STATED TASK — Give every entry again, word for word.

DATA FOR THIS EXERCISE —
═══

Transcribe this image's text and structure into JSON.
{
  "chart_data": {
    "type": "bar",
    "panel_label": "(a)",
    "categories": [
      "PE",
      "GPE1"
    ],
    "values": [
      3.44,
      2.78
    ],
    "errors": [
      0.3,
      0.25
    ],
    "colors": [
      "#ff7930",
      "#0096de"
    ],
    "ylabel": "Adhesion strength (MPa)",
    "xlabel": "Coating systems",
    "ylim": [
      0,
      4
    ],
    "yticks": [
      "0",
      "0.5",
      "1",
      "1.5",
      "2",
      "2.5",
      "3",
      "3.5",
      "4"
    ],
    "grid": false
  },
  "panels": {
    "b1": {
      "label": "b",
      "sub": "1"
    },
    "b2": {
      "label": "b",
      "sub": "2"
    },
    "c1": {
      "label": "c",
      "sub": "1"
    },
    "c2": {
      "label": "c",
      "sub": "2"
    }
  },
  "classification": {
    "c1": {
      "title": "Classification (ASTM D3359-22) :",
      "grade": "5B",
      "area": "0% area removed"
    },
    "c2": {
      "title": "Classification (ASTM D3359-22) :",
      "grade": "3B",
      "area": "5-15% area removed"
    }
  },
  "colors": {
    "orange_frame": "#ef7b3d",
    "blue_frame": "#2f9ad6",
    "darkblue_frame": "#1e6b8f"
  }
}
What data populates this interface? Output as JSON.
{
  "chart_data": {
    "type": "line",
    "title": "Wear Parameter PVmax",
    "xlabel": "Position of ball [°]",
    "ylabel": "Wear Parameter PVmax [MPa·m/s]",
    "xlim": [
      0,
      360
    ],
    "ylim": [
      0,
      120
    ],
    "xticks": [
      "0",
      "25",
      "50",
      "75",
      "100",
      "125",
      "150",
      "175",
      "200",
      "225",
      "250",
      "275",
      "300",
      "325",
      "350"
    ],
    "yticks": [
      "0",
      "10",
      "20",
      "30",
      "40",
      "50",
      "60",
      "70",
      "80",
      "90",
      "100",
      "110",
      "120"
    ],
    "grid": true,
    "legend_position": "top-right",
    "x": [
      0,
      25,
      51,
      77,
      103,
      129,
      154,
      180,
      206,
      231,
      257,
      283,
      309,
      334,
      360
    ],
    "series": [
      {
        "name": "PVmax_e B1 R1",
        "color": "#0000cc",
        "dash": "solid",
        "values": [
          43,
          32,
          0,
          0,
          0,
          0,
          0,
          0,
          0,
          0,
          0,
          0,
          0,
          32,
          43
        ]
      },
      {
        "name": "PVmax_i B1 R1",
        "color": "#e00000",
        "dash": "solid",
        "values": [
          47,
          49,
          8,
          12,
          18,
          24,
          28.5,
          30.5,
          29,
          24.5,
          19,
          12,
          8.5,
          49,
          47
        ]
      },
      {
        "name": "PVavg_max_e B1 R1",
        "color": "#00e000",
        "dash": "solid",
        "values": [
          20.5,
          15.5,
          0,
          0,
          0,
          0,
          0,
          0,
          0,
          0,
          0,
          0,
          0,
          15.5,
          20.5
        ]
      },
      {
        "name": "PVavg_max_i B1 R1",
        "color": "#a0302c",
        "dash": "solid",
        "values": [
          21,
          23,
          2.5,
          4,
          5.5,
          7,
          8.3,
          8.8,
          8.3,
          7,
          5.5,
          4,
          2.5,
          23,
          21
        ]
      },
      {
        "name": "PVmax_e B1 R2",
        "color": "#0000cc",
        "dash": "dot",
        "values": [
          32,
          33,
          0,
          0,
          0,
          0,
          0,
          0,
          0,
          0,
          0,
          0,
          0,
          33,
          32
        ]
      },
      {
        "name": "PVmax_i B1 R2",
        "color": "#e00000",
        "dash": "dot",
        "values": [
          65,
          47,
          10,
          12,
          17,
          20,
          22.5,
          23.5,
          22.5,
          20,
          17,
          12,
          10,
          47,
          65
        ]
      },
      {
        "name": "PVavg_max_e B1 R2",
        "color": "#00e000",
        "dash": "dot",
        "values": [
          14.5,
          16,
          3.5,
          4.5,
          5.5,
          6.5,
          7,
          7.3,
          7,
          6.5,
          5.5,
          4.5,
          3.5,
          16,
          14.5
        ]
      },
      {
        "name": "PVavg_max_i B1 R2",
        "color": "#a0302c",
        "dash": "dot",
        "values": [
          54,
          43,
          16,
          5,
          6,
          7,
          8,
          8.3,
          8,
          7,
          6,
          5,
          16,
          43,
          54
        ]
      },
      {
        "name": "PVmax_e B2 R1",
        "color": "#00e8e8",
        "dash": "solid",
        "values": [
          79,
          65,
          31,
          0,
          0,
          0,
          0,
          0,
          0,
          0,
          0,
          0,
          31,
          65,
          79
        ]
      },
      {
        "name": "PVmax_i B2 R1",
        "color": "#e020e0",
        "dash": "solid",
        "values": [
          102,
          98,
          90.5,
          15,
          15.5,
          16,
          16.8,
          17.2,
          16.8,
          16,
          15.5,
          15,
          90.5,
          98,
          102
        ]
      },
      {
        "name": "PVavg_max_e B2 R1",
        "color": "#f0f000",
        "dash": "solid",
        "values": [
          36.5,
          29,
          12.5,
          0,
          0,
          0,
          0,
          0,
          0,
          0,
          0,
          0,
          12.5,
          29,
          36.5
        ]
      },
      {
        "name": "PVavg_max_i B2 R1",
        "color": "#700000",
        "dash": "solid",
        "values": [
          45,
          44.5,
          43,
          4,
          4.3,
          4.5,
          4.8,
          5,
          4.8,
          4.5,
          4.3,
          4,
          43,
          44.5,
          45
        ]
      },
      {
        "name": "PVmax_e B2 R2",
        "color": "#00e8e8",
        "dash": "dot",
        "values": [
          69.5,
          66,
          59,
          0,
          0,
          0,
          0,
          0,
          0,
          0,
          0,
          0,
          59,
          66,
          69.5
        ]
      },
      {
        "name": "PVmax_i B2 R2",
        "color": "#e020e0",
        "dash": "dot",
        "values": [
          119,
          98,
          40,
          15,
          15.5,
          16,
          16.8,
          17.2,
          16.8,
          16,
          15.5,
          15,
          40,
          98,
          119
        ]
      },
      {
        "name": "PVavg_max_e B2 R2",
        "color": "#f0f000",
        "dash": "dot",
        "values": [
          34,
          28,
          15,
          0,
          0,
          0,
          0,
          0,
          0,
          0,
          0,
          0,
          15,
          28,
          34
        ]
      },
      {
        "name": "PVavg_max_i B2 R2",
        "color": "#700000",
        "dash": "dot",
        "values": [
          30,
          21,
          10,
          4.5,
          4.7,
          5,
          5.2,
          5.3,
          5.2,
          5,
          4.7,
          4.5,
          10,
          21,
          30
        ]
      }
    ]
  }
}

═══

SOLUTION BELOW —
Transcribe this image's text and structure into JSON.
{
  "chart_data": {
    "type": "bar",
    "panel_label": "(a)",
    "categories": [
      "PE",
      "GPE1"
    ],
    "values": [
      3.44,
      2.78
    ],
    "errors": [
      0.3,
      0.25
    ],
    "colors": [
      "#ff7930",
      "#0096de"
    ],
    "ylabel": "Adhesion strength (MPa)",
    "xlabel": "Coating systems",
    "ylim": [
      0,
      4
    ],
    "yticks": [
      "0",
      "0.5",
      "1",
      "1.5",
      "2",
      "2.5",
      "3",
      "3.5",
      "4"
    ],
    "grid": false
  },
  "panels": {
    "b1": {
      "label": "b",
      "sub": "1"
    },
    "b2": {
      "label": "b",
      "sub": "2"
    },
    "c1": {
      "label": "c",
      "sub": "1"
    },
    "c2": {
      "label": "c",
      "sub": "2"
    }
  },
  "classification": {
    "c1": {
      "title": "Classification (ASTM D3359-22) :",
      "grade": "5B",
      "area": "0% area removed"
    },
    "c2": {
      "title": "Classification (ASTM D3359-22) :",
      "grade": "3B",
      "area": "5-15% area removed"
    }
  },
  "colors": {
    "orange_frame": "#ef7b3d",
    "blue_frame": "#2f9ad6",
    "darkblue_frame": "#1e6b8f"
  }
}
What data populates this interface? Output as JSON.
{
  "chart_data": {
    "type": "line",
    "title": "Wear Parameter PVmax",
    "xlabel": "Position of ball [°]",
    "ylabel": "Wear Parameter PVmax [MPa·m/s]",
    "xlim": [
      0,
      360
    ],
    "ylim": [
      0,
      120
    ],
    "xticks": [
      "0",
      "25",
      "50",
      "75",
      "100",
      "125",
      "150",
      "175",
      "200",
      "225",
      "250",
      "275",
      "300",
      "325",
      "350"
    ],
    "yticks": [
      "0",
      "10",
      "20",
      "30",
      "40",
      "50",
      "60",
      "70",
      "80",
      "90",
      "100",
      "110",
      "120"
    ],
    "grid": true,
    "legend_position": "top-right",
    "x": [
      0,
      25,
      51,
      77,
      103,
      129,
      154,
      180,
      206,
      231,
      257,
      283,
      309,
      334,
      360
    ],
    "series": [
      {
        "name": "PVmax_e B1 R1",
        "color": "#0000cc",
        "dash": "solid",
        "values": [
          43,
          32,
          0,
          0,
          0,
          0,
          0,
          0,
          0,
          0,
          0,
          0,
          0,
          32,
          43
        ]
      },
      {
        "name": "PVmax_i B1 R1",
        "color": "#e00000",
        "dash": "solid",
        "values": [
          47,
          49,
          8,
          12,
          18,
          24,
          28.5,
          30.5,
          29,
          24.5,
          19,
          12,
          8.5,
          49,
          47
        ]
      },
      {
        "name": "PVavg_max_e B1 R1",
        "color": "#00e000",
        "dash": "solid",
        "values": [
          20.5,
          15.5,
          0,
          0,
          0,
          0,
          0,
          0,
          0,
          0,
          0,
          0,
          0,
          15.5,
          20.5
        ]
      },
      {
        "name": "PVavg_max_i B1 R1",
        "color": "#a0302c",
        "dash": "solid",
        "values": [
          21,
          23,
          2.5,
          4,
          5.5,
          7,
          8.3,
          8.8,
          8.3,
          7,
          5.5,
          4,
          2.5,
          23,
          21
        ]
      },
      {
        "name": "PVmax_e B1 R2",
        "color": "#0000cc",
        "dash": "dot",
        "values": [
          32,
          33,
          0,
          0,
          0,
          0,
          0,
          0,
          0,
          0,
          0,
          0,
          0,
          33,
          32
        ]
      },
      {
        "name": "PVmax_i B1 R2",
        "color": "#e00000",
        "dash": "dot",
        "values": [
          65,
          47,
          10,
          12,
          17,
          20,
          22.5,
          23.5,
          22.5,
          20,
          17,
          12,
          10,
          47,
          65
        ]
      },
      {
        "name": "PVavg_max_e B1 R2",
        "color": "#00e000",
        "dash": "dot",
        "values": [
          14.5,
          16,
          3.5,
          4.5,
          5.5,
          6.5,
          7,
          7.3,
          7,
          6.5,
          5.5,
          4.5,
          3.5,
          16,
          14.5
        ]
      },
      {
        "name": "PVavg_max_i B1 R2",
        "color": "#a0302c",
        "dash": "dot",
        "values": [
          54,
          43,
          16,
          5,
          6,
          7,
          8,
          8.3,
          8,
          7,
          6,
          5,
          16,
          43,
          54
        ]
      },
      {
        "name": "PVmax_e B2 R1",
        "color": "#00e8e8",
        "dash": "solid",
        "values": [
          79,
          65,
          31,
          0,
          0,
          0,
          0,
          0,
          0,
          0,
          0,
          0,
          31,
          65,
          79
        ]
      },
      {
        "name": "PVmax_i B2 R1",
        "color": "#e020e0",
        "dash": "solid",
        "values": [
          102,
          98,
          90.5,
          15,
          15.5,
          16,
          16.8,
          17.2,
          16.8,
          16,
          15.5,
          15,
          90.5,
          98,
          102
        ]
      },
      {
        "name": "PVavg_max_e B2 R1",
        "color": "#f0f000",
        "dash": "solid",
        "values": [
          36.5,
          29,
          12.5,
          0,
          0,
          0,
          0,
          0,
          0,
          0,
          0,
          0,
          12.5,
          29,
          36.5
        ]
      },
      {
        "name": "PVavg_max_i B2 R1",
        "color": "#700000",
        "dash": "solid",
        "values": [
          45,
          44.5,
          43,
          4,
          4.3,
          4.5,
          4.8,
          5,
          4.8,
          4.5,
          4.3,
          4,
          43,
          44.5,
          45
        ]
      },
      {
        "name": "PVmax_e B2 R2",
        "color": "#00e8e8",
        "dash": "dot",
        "values": [
          69.5,
          66,
          59,
          0,
          0,
          0,
          0,
          0,
          0,
          0,
          0,
          0,
          59,
          66,
          69.5
        ]
      },
      {
        "name": "PVmax_i B2 R2",
        "color": "#e020e0",
        "dash": "dot",
        "values": [
          119,
          98,
          40,
          15,
          15.5,
          16,
          16.8,
          17.2,
          16.8,
          16,
          15.5,
          15,
          40,
          98,
          119
        ]
      },
      {
        "name": "PVavg_max_e B2 R2",
        "color": "#f0f000",
        "dash": "dot",
        "values": [
          34,
          28,
          15,
          0,
          0,
          0,
          0,
          0,
          0,
          0,
          0,
          0,
          15,
          28,
          34
        ]
      },
      {
        "name": "PVavg_max_i B2 R2",
        "color": "#700000",
        "dash": "dot",
        "values": [
          30,
          21,
          10,
          4.5,
          4.7,
          5,
          5.2,
          5.3,
          5.2,
          5,
          4.7,
          4.5,
          10,
          21,
          30
        ]
      }
    ]
  }
}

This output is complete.